Go through the data below. Pull out every line that has the word "Mean".

__________

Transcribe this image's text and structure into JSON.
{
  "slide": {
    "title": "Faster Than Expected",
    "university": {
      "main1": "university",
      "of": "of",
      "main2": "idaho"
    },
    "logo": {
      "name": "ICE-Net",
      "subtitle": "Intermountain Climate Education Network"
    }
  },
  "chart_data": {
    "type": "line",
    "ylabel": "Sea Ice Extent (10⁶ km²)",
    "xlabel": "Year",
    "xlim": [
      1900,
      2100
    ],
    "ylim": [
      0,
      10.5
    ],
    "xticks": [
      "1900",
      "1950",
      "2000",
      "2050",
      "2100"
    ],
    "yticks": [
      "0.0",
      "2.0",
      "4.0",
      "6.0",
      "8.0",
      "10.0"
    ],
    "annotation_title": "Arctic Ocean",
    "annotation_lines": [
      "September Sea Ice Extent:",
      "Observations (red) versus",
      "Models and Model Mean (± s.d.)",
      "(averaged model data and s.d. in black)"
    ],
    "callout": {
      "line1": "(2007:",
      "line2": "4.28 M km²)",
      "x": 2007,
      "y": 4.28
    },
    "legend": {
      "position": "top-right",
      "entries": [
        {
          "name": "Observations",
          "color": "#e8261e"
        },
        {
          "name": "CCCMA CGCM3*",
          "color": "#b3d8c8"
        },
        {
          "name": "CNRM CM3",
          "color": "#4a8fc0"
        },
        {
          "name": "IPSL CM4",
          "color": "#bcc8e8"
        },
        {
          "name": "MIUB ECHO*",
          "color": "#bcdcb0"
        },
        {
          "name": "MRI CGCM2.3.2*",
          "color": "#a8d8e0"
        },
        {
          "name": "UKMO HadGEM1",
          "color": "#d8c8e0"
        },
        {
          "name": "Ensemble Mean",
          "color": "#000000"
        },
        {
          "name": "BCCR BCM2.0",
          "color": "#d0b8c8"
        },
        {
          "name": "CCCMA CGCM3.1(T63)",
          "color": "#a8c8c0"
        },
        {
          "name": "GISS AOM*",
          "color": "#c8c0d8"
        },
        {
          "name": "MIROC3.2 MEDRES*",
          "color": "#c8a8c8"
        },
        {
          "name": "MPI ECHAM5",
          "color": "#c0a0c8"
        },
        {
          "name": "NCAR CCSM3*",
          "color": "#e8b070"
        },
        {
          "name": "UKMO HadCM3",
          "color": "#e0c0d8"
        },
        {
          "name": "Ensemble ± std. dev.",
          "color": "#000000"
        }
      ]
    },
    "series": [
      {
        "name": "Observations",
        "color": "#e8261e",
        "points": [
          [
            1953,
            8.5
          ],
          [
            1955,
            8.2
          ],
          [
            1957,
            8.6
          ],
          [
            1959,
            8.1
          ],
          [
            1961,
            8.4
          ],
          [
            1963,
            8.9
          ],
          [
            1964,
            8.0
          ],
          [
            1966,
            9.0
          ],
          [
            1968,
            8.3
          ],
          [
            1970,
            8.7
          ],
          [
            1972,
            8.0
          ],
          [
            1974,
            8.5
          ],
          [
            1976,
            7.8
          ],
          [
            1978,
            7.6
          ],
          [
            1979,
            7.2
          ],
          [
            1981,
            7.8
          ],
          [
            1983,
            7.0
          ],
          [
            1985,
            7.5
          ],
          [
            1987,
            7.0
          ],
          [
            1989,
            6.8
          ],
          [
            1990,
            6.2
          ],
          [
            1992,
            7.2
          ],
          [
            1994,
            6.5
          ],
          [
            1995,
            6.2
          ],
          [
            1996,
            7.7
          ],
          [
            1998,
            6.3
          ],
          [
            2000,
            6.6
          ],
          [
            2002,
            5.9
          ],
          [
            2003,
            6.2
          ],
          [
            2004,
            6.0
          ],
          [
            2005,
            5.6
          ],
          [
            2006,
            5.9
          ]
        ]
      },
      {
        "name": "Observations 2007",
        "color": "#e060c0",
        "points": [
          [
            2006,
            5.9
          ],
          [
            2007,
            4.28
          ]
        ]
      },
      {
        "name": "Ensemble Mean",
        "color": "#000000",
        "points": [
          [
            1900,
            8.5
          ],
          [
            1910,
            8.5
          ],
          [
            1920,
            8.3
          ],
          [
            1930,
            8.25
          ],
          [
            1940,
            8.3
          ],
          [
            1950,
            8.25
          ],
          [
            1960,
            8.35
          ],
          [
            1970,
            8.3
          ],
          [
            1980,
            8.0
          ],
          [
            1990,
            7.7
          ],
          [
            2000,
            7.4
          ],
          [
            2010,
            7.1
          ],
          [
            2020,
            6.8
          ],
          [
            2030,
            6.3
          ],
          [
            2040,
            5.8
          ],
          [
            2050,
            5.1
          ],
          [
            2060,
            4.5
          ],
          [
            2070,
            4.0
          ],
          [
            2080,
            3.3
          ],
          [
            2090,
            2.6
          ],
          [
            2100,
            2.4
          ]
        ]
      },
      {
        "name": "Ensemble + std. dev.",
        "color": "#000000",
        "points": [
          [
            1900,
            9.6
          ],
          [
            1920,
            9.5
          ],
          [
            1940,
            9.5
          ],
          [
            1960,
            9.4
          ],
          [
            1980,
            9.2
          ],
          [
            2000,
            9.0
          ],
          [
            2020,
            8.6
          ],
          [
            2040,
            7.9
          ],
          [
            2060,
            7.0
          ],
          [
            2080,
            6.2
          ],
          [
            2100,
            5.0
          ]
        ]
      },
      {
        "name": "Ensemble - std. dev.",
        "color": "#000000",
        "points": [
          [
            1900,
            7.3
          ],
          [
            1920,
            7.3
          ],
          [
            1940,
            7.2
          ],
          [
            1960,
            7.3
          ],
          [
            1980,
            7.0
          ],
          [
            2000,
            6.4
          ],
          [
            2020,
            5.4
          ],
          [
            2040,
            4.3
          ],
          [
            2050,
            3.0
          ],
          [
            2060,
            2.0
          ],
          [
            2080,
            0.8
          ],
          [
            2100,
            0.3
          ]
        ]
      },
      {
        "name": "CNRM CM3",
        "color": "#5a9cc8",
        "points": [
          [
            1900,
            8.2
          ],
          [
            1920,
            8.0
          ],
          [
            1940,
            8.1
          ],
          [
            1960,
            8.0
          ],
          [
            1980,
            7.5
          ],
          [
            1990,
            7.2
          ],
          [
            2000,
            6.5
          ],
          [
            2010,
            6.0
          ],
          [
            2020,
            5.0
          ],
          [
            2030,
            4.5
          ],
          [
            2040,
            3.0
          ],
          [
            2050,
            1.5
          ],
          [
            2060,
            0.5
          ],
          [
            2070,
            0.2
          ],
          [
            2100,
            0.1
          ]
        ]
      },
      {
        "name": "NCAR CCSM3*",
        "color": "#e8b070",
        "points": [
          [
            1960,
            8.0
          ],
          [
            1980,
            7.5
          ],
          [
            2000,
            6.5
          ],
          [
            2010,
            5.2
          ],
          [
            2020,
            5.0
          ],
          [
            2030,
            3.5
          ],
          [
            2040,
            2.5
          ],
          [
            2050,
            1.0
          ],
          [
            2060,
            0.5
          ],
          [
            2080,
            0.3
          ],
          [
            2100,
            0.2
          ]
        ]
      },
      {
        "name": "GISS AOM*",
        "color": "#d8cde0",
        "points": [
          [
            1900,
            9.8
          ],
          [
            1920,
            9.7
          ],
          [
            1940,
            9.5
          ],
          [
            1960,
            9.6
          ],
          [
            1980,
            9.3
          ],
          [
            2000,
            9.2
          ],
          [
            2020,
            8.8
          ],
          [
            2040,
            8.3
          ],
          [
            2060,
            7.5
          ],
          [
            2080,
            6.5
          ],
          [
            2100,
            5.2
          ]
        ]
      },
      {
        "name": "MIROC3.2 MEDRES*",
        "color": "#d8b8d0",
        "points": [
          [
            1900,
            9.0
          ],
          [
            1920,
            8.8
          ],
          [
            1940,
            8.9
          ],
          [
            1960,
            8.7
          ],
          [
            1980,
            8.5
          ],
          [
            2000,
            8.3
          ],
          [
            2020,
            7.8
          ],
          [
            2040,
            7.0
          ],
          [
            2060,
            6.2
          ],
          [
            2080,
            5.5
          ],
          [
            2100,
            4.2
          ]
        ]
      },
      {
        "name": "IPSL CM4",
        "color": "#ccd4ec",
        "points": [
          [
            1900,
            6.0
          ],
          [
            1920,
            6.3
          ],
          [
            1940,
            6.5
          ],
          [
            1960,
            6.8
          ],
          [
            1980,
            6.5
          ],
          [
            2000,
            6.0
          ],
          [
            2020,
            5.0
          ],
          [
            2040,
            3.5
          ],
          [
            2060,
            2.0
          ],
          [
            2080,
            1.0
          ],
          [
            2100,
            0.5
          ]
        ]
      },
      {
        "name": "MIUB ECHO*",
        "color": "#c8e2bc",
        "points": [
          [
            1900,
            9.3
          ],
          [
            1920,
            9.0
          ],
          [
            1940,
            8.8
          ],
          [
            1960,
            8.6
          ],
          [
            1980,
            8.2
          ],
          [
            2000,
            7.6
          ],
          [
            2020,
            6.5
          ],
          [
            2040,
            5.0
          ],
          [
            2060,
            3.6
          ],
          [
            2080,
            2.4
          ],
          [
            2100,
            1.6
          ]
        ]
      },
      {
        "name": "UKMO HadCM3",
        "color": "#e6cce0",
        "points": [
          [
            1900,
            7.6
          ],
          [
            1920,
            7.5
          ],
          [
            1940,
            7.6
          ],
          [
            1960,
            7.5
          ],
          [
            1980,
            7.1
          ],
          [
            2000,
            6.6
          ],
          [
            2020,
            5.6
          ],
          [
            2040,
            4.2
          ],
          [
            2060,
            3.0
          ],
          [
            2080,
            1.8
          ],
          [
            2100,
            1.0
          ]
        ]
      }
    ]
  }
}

__________

● **Answer to the exercise**
      "Models and Model Mean (± s.d.)",
          "name": "Ensemble Mean",
        "name": "Ensemble Mean",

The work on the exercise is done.